From the listing below, pick out each line with the word "office".

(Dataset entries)
>> Start
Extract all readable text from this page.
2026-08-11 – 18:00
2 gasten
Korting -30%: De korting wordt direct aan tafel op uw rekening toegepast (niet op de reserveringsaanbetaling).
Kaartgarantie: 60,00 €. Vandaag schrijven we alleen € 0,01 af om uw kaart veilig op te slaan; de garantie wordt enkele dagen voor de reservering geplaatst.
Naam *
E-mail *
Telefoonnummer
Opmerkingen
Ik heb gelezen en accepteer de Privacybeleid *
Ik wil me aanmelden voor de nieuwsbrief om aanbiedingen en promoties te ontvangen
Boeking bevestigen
>> End
>> Start
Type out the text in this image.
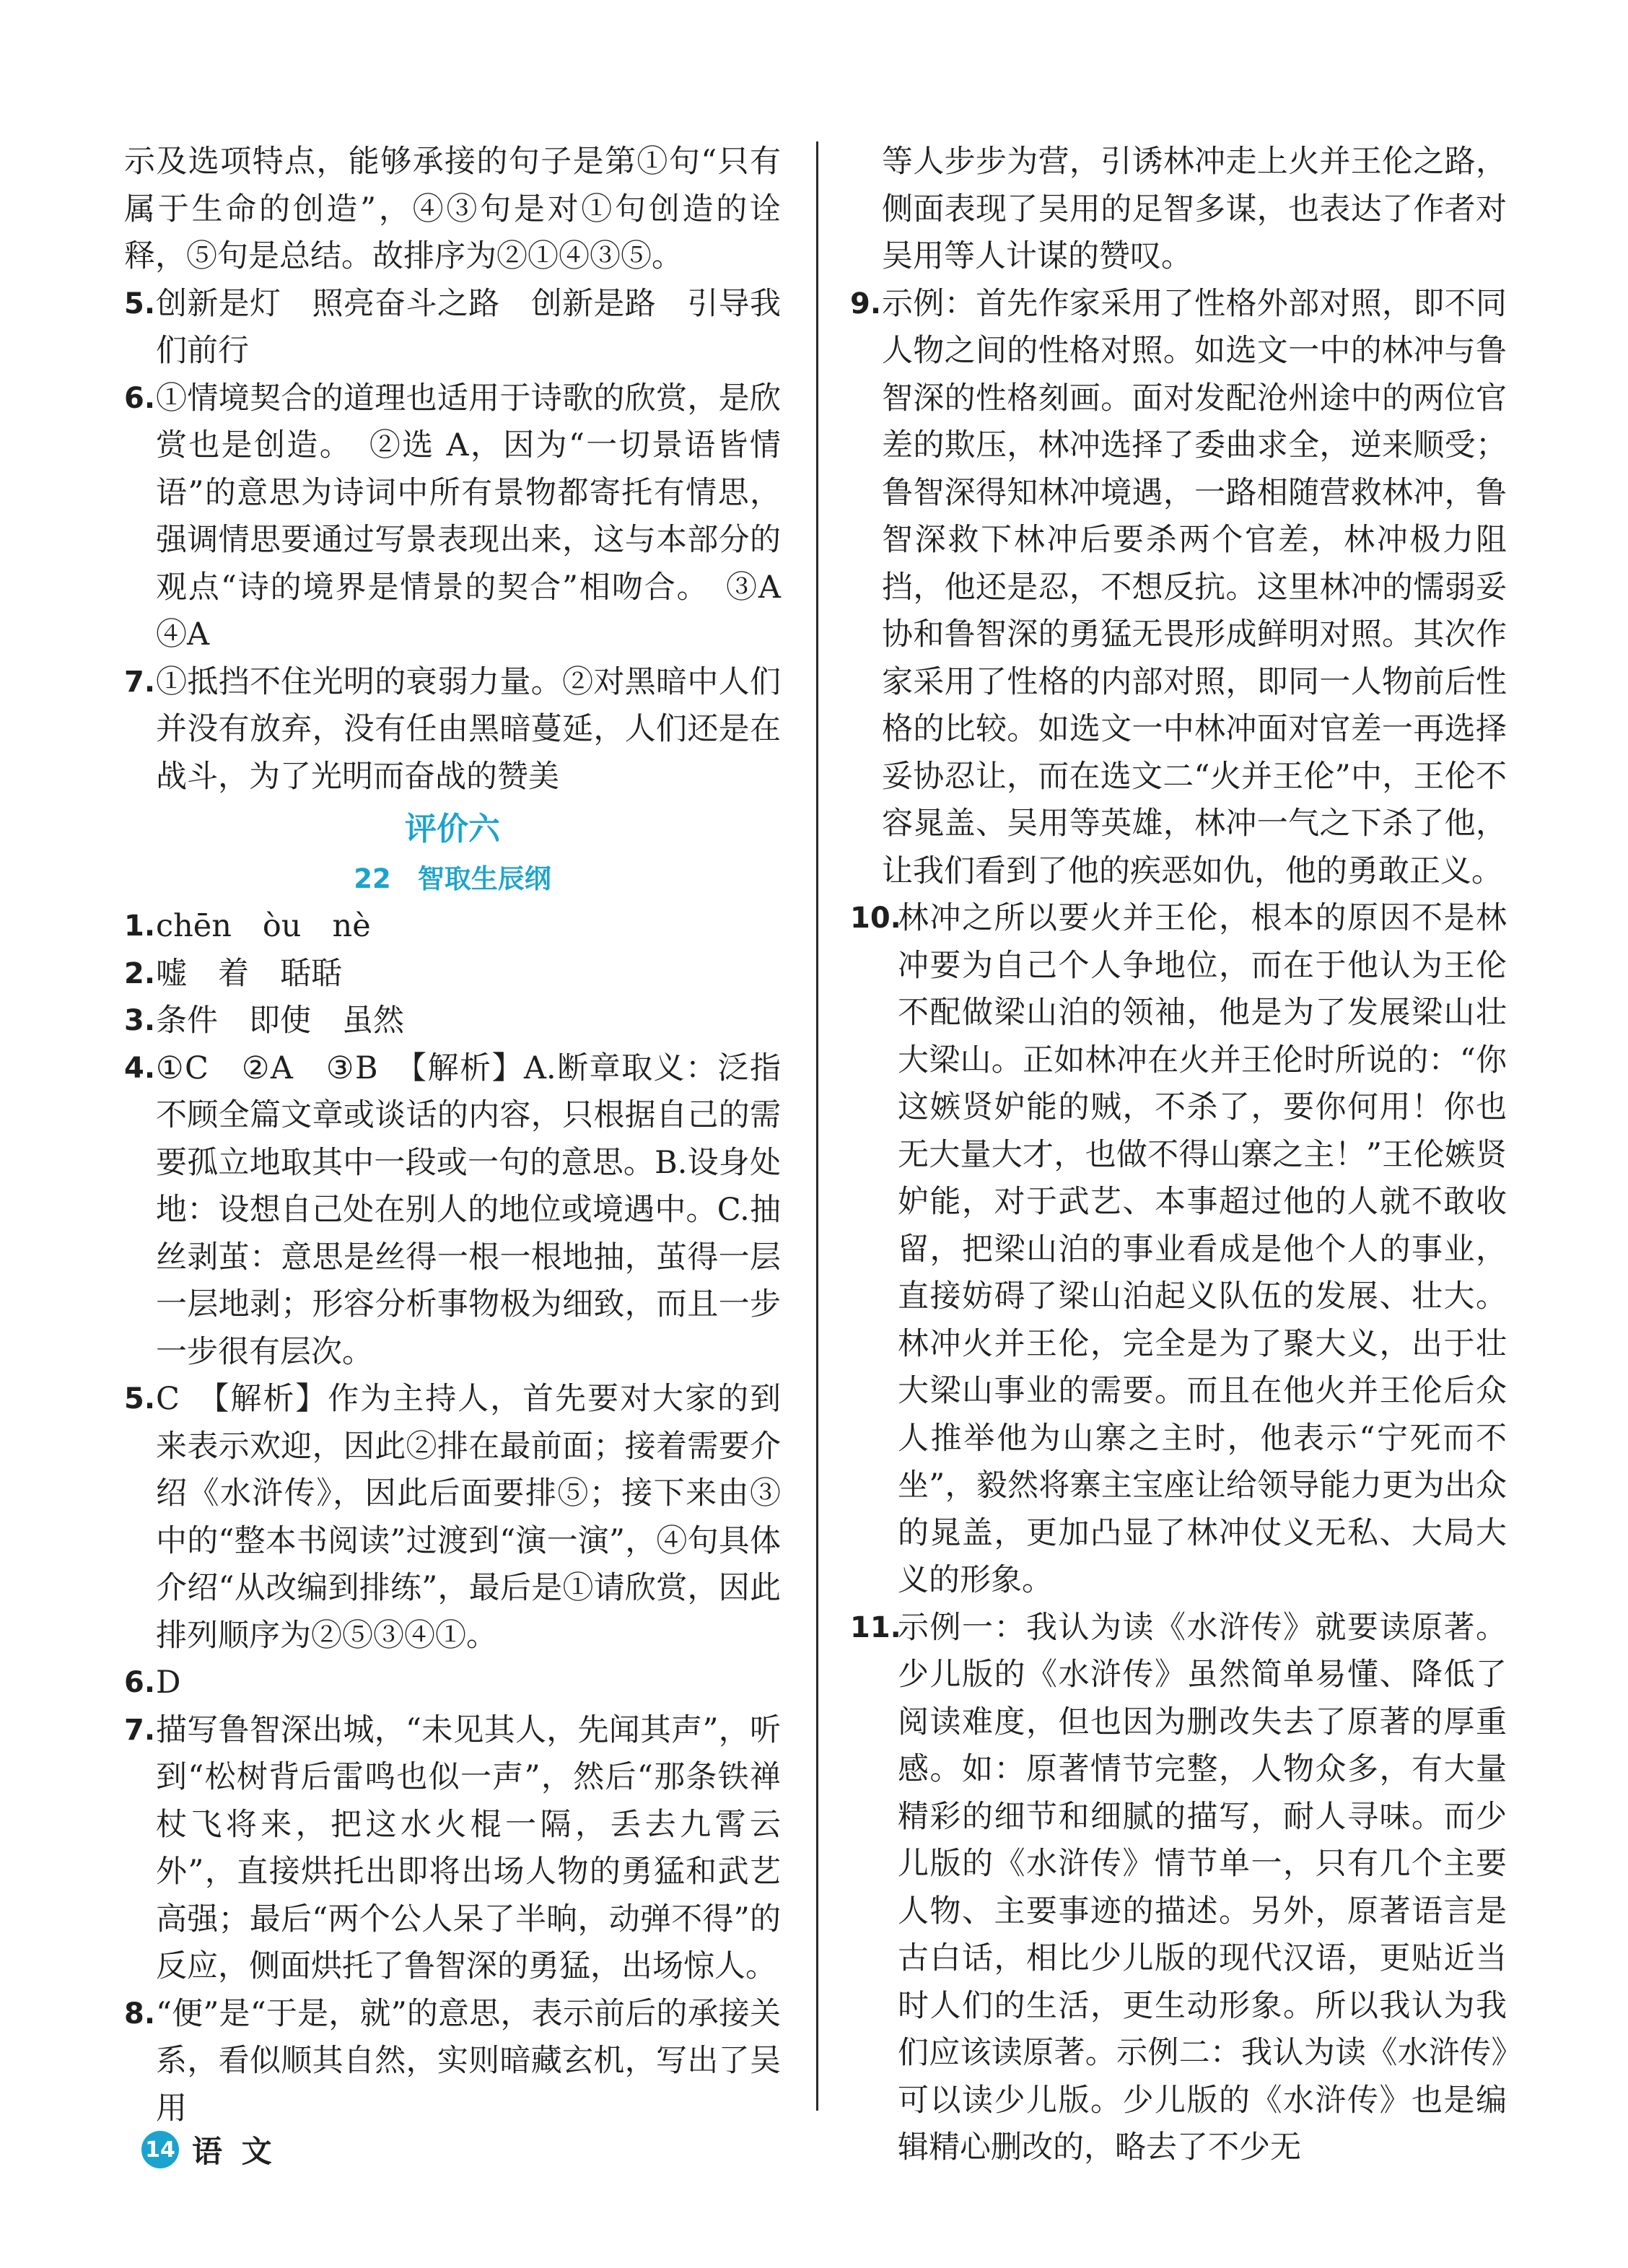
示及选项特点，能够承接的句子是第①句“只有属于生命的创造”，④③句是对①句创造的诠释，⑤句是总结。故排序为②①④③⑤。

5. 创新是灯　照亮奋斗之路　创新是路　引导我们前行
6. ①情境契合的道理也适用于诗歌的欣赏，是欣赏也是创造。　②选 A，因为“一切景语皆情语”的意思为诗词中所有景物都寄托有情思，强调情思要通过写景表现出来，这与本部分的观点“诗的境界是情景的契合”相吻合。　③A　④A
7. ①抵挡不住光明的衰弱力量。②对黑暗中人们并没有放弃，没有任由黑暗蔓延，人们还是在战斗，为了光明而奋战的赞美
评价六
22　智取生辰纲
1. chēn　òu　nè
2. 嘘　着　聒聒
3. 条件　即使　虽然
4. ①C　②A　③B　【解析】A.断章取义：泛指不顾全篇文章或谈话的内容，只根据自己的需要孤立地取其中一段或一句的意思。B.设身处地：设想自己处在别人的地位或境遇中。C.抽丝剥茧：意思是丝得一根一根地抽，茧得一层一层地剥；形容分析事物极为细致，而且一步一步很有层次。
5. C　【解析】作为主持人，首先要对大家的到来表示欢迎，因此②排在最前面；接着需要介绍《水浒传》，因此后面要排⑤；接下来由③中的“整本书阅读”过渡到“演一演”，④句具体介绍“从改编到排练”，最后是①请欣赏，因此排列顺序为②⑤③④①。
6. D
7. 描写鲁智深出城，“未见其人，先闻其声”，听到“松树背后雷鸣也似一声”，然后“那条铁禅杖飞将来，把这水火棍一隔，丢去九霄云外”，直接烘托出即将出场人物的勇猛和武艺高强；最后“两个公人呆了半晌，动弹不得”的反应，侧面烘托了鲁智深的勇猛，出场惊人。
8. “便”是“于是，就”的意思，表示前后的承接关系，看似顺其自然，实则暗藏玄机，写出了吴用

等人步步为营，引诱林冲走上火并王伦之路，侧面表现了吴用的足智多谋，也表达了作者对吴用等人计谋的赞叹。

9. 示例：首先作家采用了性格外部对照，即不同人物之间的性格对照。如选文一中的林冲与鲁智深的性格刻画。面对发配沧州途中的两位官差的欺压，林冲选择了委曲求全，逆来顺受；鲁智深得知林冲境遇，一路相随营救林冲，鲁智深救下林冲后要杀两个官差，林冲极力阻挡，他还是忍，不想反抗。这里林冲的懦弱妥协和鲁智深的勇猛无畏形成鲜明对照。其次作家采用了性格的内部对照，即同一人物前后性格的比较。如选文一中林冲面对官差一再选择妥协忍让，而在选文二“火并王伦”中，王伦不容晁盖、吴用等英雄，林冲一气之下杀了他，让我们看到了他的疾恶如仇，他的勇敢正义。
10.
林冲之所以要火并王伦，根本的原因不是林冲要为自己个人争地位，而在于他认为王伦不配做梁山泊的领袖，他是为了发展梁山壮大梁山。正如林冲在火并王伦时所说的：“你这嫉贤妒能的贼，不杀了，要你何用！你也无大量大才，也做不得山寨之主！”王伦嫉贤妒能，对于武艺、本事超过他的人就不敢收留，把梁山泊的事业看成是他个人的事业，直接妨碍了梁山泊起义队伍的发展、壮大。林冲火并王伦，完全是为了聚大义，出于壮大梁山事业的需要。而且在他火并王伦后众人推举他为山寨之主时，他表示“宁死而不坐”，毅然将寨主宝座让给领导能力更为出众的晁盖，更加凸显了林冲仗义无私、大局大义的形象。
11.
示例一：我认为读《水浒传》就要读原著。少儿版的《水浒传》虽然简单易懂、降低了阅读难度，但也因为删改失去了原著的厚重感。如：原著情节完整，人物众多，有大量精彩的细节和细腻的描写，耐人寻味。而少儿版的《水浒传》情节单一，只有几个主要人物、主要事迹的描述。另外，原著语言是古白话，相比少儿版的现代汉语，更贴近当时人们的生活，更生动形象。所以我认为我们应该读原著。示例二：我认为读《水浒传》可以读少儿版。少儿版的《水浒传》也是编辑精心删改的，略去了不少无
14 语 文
>> End
>> Start
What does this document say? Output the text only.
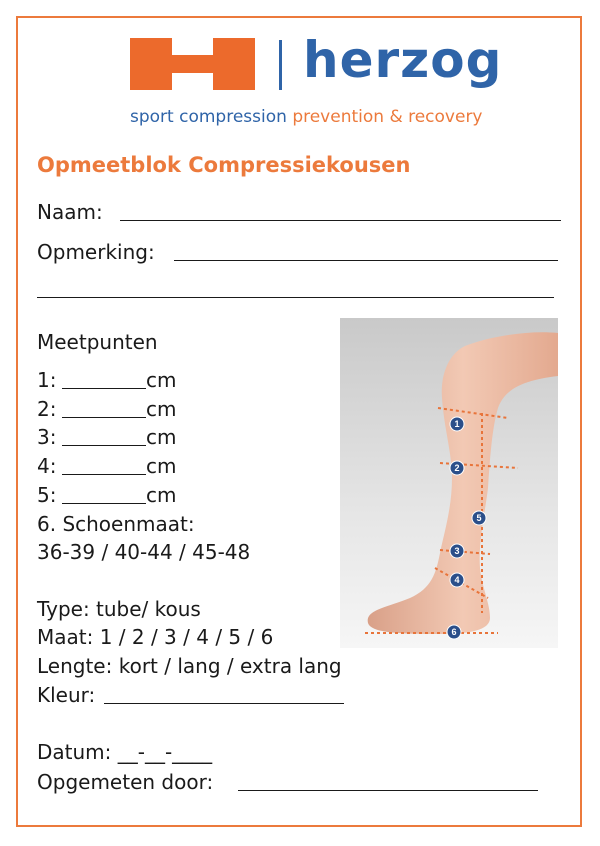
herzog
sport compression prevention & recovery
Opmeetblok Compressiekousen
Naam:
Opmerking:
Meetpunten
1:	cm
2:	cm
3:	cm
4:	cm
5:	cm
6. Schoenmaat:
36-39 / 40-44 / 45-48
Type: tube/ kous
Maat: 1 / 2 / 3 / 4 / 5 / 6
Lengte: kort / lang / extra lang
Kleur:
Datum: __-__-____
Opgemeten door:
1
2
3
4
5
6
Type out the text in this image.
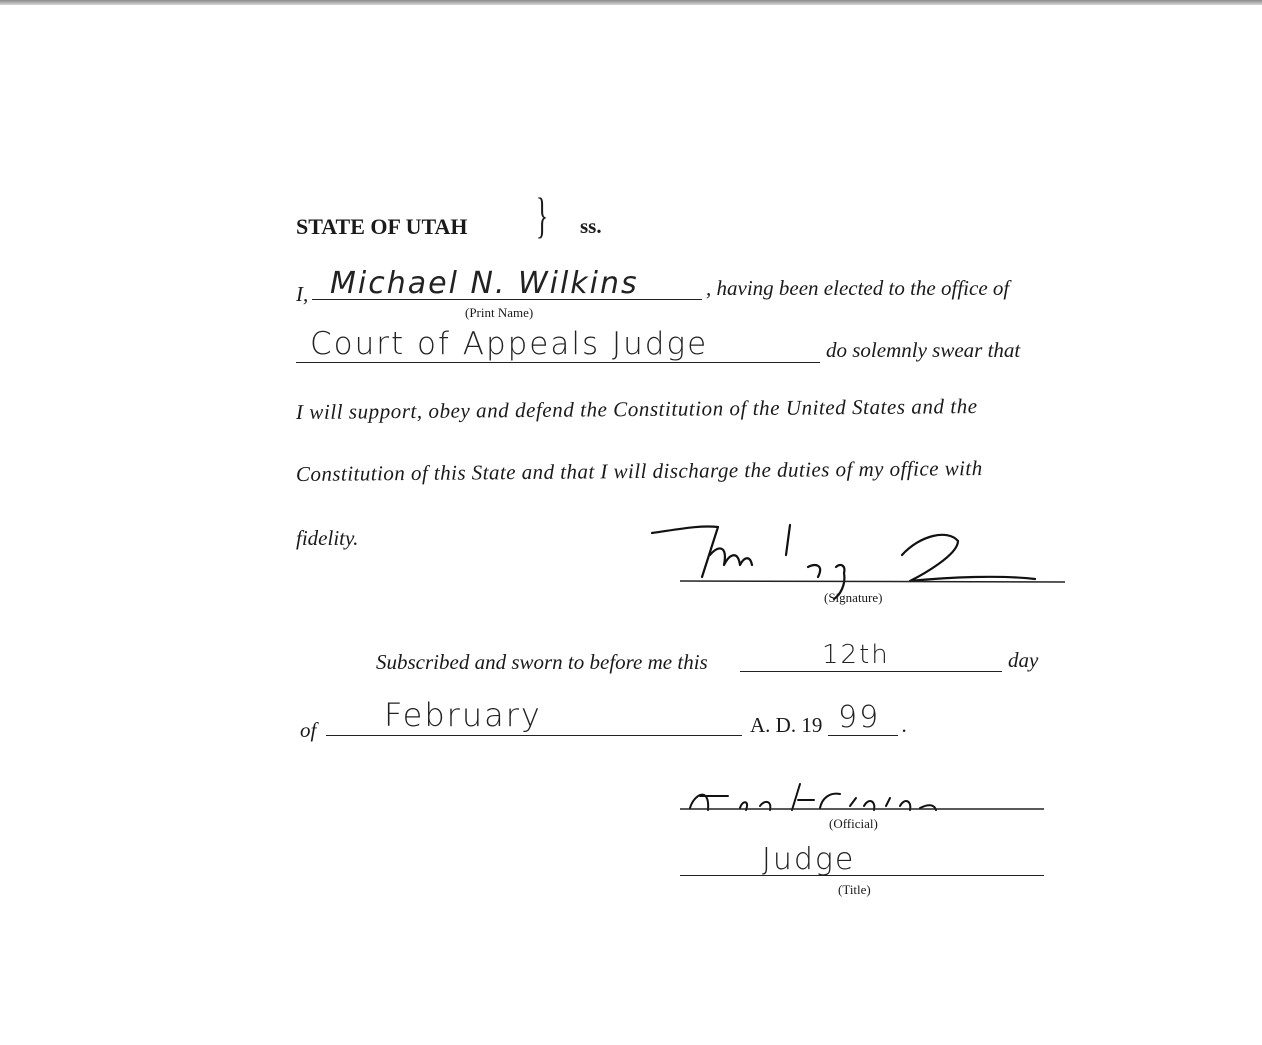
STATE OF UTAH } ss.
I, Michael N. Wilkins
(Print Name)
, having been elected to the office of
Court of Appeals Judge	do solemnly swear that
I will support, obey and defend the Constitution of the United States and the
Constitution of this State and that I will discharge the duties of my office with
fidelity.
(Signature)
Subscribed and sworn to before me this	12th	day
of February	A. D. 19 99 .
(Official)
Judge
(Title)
>> End
#### Exercise result:
, having been elected to the office of
Constitution of this State and that I will discharge the duties of my office with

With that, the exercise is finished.